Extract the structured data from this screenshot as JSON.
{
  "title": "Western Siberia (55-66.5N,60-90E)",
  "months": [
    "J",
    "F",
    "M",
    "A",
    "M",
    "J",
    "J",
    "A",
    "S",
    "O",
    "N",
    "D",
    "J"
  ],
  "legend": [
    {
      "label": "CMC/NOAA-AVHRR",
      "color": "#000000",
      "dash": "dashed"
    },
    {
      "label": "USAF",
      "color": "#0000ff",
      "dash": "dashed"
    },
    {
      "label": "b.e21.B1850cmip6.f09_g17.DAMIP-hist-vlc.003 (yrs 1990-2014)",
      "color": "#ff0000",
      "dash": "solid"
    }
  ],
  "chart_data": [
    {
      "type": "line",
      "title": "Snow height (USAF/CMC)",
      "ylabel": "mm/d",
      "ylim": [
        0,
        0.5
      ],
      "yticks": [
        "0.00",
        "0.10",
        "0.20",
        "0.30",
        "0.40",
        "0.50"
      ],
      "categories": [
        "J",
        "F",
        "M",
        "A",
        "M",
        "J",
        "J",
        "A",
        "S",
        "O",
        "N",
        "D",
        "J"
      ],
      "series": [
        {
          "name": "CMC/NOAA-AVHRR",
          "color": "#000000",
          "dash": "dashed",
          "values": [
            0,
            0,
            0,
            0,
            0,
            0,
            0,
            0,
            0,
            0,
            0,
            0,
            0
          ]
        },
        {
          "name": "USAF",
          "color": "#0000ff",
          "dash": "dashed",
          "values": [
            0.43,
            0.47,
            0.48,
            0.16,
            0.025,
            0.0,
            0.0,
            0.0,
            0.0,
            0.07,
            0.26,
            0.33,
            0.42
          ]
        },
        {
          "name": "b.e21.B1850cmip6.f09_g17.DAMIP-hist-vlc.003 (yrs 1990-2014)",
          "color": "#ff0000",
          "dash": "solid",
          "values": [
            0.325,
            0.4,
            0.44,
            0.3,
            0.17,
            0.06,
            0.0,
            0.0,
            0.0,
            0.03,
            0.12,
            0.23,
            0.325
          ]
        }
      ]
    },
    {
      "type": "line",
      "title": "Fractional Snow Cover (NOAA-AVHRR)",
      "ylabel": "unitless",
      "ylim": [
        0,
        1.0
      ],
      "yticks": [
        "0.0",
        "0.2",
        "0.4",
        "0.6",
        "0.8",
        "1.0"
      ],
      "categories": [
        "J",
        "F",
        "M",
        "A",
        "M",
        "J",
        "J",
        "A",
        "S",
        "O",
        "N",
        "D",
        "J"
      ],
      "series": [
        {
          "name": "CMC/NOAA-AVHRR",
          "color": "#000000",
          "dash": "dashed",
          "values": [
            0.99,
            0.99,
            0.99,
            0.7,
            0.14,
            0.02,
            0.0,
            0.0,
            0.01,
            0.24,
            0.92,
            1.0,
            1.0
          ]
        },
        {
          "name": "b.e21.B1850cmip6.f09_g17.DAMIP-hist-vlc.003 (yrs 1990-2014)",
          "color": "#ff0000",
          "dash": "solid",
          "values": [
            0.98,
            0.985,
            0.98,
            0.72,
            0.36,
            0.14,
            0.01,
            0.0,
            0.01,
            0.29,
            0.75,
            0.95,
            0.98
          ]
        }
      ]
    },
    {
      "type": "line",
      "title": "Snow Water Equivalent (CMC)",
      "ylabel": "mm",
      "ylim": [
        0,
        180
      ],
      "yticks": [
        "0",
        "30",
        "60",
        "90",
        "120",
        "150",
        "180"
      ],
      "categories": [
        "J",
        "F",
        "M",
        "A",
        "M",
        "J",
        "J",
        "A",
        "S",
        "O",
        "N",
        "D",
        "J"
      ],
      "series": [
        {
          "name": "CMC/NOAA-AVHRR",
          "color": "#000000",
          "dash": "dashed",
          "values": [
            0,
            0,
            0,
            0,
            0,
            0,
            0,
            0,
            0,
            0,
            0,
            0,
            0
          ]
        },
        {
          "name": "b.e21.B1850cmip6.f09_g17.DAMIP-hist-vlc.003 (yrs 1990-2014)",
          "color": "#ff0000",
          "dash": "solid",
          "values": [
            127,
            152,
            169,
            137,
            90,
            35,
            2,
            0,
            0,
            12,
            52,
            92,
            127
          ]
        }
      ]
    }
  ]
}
■ ■ ■ ■ ■
### OBJECTIVE
Retype the records that precede this task, keeping them exactly the same.

### THE REPLY
Extract the structured data from this screenshot as JSON.
{
  "title": "Western Siberia (55-66.5N,60-90E)",
  "months": [
    "J",
    "F",
    "M",
    "A",
    "M",
    "J",
    "J",
    "A",
    "S",
    "O",
    "N",
    "D",
    "J"
  ],
  "legend": [
    {
      "label": "CMC/NOAA-AVHRR",
      "color": "#000000",
      "dash": "dashed"
    },
    {
      "label": "USAF",
      "color": "#0000ff",
      "dash": "dashed"
    },
    {
      "label": "b.e21.B1850cmip6.f09_g17.DAMIP-hist-vlc.003 (yrs 1990-2014)",
      "color": "#ff0000",
      "dash": "solid"
    }
  ],
  "chart_data": [
    {
      "type": "line",
      "title": "Snow height (USAF/CMC)",
      "ylabel": "mm/d",
      "ylim": [
        0,
        0.5
      ],
      "yticks": [
        "0.00",
        "0.10",
        "0.20",
        "0.30",
        "0.40",
        "0.50"
      ],
      "categories": [
        "J",
        "F",
        "M",
        "A",
        "M",
        "J",
        "J",
        "A",
        "S",
        "O",
        "N",
        "D",
        "J"
      ],
      "series": [
        {
          "name": "CMC/NOAA-AVHRR",
          "color": "#000000",
          "dash": "dashed",
          "values": [
            0,
            0,
            0,
            0,
            0,
            0,
            0,
            0,
            0,
            0,
            0,
            0,
            0
          ]
        },
        {
          "name": "USAF",
          "color": "#0000ff",
          "dash": "dashed",
          "values": [
            0.43,
            0.47,
            0.48,
            0.16,
            0.025,
            0.0,
            0.0,
            0.0,
            0.0,
            0.07,
            0.26,
            0.33,
            0.42
          ]
        },
        {
          "name": "b.e21.B1850cmip6.f09_g17.DAMIP-hist-vlc.003 (yrs 1990-2014)",
          "color": "#ff0000",
          "dash": "solid",
          "values": [
            0.325,
            0.4,
            0.44,
            0.3,
            0.17,
            0.06,
            0.0,
            0.0,
            0.0,
            0.03,
            0.12,
            0.23,
            0.325
          ]
        }
      ]
    },
    {
      "type": "line",
      "title": "Fractional Snow Cover (NOAA-AVHRR)",
      "ylabel": "unitless",
      "ylim": [
        0,
        1.0
      ],
      "yticks": [
        "0.0",
        "0.2",
        "0.4",
        "0.6",
        "0.8",
        "1.0"
      ],
      "categories": [
        "J",
        "F",
        "M",
        "A",
        "M",
        "J",
        "J",
        "A",
        "S",
        "O",
        "N",
        "D",
        "J"
      ],
      "series": [
        {
          "name": "CMC/NOAA-AVHRR",
          "color": "#000000",
          "dash": "dashed",
          "values": [
            0.99,
            0.99,
            0.99,
            0.7,
            0.14,
            0.02,
            0.0,
            0.0,
            0.01,
            0.24,
            0.92,
            1.0,
            1.0
          ]
        },
        {
          "name": "b.e21.B1850cmip6.f09_g17.DAMIP-hist-vlc.003 (yrs 1990-2014)",
          "color": "#ff0000",
          "dash": "solid",
          "values": [
            0.98,
            0.985,
            0.98,
            0.72,
            0.36,
            0.14,
            0.01,
            0.0,
            0.01,
            0.29,
            0.75,
            0.95,
            0.98
          ]
        }
      ]
    },
    {
      "type": "line",
      "title": "Snow Water Equivalent (CMC)",
      "ylabel": "mm",
      "ylim": [
        0,
        180
      ],
      "yticks": [
        "0",
        "30",
        "60",
        "90",
        "120",
        "150",
        "180"
      ],
      "categories": [
        "J",
        "F",
        "M",
        "A",
        "M",
        "J",
        "J",
        "A",
        "S",
        "O",
        "N",
        "D",
        "J"
      ],
      "series": [
        {
          "name": "CMC/NOAA-AVHRR",
          "color": "#000000",
          "dash": "dashed",
          "values": [
            0,
            0,
            0,
            0,
            0,
            0,
            0,
            0,
            0,
            0,
            0,
            0,
            0
          ]
        },
        {
          "name": "b.e21.B1850cmip6.f09_g17.DAMIP-hist-vlc.003 (yrs 1990-2014)",
          "color": "#ff0000",
          "dash": "solid",
          "values": [
            127,
            152,
            169,
            137,
            90,
            35,
            2,
            0,
            0,
            12,
            52,
            92,
            127
          ]
        }
      ]
    }
  ]
}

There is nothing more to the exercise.